DO THIS
Each line containing the word "JSON" needs to be copied.

RECORDS SHOWN
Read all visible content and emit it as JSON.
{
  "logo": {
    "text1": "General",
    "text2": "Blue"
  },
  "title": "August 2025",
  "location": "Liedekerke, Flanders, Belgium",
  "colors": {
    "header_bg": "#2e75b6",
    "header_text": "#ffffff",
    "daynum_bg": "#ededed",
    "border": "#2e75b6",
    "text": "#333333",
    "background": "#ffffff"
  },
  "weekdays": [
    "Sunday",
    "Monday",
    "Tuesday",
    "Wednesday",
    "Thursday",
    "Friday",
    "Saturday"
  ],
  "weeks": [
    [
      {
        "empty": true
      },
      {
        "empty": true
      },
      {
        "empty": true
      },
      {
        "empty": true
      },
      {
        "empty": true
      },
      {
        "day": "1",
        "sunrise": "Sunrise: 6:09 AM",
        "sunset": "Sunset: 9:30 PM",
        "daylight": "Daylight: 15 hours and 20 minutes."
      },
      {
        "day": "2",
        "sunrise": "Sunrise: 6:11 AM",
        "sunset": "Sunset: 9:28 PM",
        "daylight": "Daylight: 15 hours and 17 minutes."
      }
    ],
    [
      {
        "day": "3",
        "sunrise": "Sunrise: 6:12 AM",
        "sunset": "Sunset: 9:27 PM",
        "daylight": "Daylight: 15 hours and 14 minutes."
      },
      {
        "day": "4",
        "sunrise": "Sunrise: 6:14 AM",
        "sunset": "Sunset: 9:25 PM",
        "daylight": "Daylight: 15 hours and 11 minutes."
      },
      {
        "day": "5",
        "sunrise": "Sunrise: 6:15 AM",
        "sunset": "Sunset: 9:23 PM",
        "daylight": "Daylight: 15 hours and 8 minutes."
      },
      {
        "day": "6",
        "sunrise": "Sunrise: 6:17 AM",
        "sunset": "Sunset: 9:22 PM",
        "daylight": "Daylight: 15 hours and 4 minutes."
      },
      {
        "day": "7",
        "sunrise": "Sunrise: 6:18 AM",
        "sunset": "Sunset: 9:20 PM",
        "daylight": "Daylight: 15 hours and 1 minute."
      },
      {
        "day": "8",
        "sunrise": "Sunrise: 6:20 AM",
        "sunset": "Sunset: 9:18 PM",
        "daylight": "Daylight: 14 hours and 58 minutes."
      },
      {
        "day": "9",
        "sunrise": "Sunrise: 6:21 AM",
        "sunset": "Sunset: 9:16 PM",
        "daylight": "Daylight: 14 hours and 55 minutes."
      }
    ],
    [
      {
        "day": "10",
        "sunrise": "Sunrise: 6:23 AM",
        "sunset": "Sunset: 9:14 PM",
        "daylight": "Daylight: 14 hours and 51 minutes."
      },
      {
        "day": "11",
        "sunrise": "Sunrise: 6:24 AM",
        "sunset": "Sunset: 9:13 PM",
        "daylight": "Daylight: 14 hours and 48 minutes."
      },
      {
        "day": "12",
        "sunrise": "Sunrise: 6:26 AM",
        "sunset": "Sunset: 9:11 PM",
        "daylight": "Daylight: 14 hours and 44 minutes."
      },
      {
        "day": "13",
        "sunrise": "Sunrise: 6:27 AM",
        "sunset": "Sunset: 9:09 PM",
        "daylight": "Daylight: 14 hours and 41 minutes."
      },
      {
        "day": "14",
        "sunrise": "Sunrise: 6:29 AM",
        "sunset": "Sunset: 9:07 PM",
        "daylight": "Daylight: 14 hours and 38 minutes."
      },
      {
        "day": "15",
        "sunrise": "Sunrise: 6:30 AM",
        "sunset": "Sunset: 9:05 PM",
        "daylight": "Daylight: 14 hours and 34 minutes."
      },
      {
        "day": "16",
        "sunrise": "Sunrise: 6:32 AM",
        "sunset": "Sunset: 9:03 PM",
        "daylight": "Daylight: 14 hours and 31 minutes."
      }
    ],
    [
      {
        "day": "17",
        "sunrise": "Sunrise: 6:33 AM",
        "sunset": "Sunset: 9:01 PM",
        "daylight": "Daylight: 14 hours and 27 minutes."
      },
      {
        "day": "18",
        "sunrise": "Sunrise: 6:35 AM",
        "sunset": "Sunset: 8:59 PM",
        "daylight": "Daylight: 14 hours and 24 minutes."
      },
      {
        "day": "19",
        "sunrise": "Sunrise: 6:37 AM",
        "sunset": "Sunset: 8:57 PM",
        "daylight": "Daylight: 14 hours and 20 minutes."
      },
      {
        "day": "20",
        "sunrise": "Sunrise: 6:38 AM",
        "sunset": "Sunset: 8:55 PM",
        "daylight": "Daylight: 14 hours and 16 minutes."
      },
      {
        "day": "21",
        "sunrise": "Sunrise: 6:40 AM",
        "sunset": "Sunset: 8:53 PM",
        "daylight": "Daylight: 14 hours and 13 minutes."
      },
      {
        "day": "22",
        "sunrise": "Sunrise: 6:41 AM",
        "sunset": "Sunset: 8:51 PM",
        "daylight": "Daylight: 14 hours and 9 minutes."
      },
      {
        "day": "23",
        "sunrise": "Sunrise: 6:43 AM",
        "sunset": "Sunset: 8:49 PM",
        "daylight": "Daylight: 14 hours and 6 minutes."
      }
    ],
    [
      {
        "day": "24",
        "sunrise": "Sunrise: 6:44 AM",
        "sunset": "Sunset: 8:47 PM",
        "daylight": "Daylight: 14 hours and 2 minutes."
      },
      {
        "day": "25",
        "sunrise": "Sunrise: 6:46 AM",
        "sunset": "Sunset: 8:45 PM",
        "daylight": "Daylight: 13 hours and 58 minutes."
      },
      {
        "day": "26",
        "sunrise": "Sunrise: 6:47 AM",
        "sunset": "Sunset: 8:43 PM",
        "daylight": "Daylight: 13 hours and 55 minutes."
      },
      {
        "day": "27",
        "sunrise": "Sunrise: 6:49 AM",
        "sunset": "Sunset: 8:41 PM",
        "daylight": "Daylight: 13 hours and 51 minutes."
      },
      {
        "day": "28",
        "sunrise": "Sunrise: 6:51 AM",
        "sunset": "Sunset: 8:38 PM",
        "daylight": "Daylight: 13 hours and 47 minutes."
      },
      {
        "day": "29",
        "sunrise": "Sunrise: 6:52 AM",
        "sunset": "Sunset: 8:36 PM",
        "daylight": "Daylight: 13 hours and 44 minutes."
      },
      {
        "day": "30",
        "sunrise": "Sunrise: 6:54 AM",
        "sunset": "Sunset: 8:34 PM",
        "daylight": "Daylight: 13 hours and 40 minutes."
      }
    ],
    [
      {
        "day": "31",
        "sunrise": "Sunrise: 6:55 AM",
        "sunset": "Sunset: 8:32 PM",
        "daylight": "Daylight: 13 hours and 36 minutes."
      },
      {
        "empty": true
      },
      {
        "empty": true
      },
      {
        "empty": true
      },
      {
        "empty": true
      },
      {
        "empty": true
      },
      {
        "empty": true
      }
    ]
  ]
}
* * *
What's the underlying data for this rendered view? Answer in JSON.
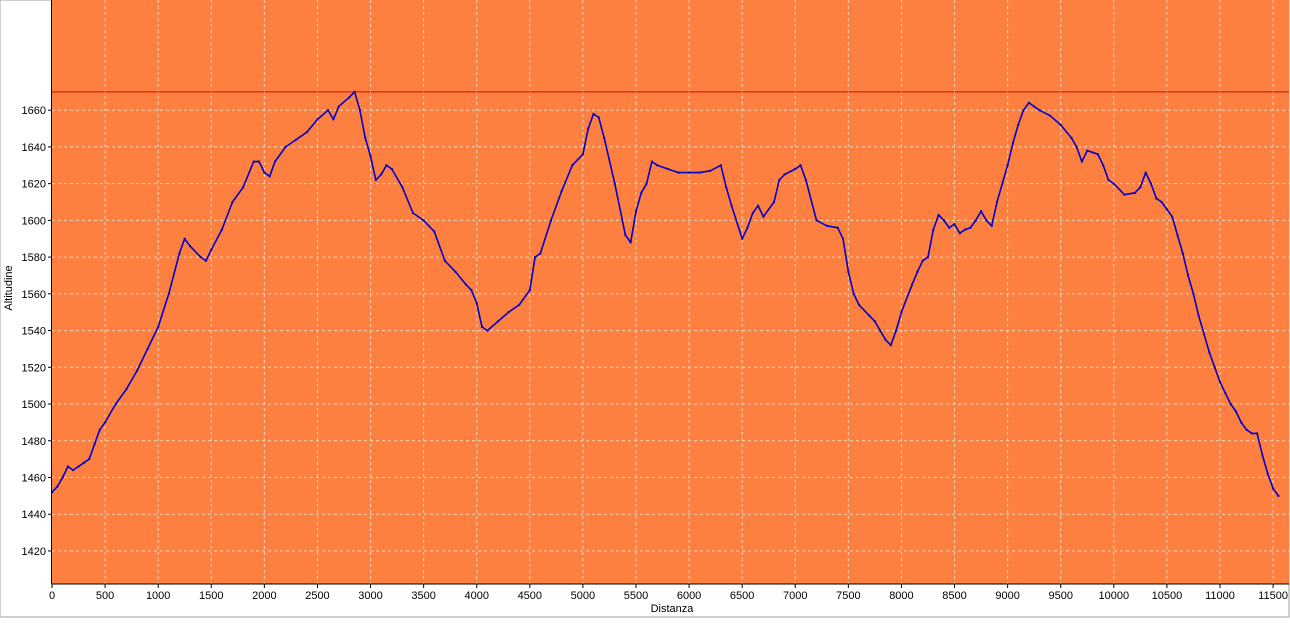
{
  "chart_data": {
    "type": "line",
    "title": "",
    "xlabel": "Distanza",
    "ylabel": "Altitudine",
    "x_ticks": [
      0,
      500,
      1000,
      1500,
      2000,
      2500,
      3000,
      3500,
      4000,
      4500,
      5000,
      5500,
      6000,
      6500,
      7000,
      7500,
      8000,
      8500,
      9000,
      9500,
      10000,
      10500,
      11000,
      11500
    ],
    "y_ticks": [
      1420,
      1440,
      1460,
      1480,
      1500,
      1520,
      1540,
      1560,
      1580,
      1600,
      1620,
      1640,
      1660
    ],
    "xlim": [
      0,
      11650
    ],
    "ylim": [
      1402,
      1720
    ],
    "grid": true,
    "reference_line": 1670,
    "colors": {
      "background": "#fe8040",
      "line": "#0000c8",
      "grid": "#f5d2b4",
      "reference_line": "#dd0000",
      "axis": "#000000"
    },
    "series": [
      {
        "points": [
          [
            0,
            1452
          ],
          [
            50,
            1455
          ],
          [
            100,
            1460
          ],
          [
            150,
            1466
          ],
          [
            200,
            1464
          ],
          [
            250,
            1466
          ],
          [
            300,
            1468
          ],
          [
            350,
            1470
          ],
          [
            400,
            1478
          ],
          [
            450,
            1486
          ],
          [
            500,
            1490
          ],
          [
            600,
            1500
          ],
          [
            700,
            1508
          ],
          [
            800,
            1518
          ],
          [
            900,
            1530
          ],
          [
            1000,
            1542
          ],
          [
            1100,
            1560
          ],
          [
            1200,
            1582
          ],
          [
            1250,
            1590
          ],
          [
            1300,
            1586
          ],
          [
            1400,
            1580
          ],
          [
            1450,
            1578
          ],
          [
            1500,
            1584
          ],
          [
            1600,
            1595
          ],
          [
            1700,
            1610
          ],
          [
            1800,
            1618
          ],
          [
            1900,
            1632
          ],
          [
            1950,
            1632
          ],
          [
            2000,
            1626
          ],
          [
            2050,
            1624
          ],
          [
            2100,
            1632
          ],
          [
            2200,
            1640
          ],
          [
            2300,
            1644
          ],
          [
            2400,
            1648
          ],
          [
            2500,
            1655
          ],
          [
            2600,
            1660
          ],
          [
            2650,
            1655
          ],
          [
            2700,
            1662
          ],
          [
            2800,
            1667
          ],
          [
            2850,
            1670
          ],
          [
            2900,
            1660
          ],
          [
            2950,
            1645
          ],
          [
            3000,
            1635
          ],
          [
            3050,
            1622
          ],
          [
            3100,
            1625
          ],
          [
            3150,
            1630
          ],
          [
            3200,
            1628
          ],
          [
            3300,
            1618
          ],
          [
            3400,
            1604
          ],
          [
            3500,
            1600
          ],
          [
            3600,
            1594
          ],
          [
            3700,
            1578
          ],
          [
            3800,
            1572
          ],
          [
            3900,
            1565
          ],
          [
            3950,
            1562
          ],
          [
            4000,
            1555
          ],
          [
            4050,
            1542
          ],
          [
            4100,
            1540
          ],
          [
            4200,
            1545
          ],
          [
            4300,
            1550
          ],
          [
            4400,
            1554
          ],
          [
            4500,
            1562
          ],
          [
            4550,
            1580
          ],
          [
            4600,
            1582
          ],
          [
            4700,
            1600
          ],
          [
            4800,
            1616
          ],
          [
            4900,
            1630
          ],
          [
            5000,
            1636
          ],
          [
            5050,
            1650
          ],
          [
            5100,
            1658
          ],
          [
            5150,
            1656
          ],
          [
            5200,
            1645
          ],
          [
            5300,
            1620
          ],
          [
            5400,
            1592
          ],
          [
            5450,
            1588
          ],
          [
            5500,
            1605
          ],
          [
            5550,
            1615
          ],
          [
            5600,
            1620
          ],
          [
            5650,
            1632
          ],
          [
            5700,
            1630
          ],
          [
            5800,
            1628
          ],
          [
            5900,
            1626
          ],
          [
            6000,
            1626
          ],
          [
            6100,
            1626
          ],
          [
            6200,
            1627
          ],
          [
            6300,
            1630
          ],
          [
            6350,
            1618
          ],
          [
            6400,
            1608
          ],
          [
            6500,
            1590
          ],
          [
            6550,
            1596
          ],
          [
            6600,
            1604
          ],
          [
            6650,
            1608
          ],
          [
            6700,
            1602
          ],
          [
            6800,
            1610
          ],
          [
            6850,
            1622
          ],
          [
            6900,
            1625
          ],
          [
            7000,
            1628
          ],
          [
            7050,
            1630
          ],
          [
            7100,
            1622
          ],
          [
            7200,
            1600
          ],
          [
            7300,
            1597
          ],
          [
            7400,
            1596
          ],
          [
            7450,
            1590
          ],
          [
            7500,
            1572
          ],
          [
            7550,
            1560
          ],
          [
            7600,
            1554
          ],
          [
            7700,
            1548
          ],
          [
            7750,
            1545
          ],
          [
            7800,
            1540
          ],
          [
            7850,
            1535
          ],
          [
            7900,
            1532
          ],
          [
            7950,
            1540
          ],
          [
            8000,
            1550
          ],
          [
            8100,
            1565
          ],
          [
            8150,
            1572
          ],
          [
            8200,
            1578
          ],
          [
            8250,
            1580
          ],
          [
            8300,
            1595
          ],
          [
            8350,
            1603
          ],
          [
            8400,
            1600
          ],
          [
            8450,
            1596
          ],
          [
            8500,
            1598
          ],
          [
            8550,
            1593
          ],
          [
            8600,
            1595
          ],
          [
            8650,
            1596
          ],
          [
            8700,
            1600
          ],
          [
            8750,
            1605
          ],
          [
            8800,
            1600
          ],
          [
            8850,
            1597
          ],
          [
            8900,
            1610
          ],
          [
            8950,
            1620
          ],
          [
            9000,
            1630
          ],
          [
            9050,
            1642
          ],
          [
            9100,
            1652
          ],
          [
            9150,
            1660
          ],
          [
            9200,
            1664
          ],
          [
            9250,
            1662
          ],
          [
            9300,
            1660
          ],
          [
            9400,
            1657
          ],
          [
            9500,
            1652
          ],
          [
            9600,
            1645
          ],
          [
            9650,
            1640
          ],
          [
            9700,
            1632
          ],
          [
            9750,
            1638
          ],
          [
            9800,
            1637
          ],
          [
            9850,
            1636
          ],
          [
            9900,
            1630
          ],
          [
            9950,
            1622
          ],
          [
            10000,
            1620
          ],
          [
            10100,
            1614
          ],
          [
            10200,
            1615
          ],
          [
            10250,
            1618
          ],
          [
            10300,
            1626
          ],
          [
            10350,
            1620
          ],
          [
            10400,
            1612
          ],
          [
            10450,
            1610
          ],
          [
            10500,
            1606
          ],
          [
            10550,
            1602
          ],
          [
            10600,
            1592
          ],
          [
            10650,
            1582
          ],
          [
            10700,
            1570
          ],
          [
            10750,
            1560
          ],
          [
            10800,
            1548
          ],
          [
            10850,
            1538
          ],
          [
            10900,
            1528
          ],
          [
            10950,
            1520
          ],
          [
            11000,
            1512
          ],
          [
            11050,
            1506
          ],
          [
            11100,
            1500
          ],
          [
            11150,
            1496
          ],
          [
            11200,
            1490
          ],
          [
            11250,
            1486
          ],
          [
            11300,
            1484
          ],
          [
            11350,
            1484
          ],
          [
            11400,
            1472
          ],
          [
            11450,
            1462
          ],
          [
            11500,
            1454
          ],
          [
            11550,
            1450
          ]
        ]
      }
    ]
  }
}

RESULT
Read all visible content and emit it as JSON.
What's the underlying data for this rendered view? Answer in JSON.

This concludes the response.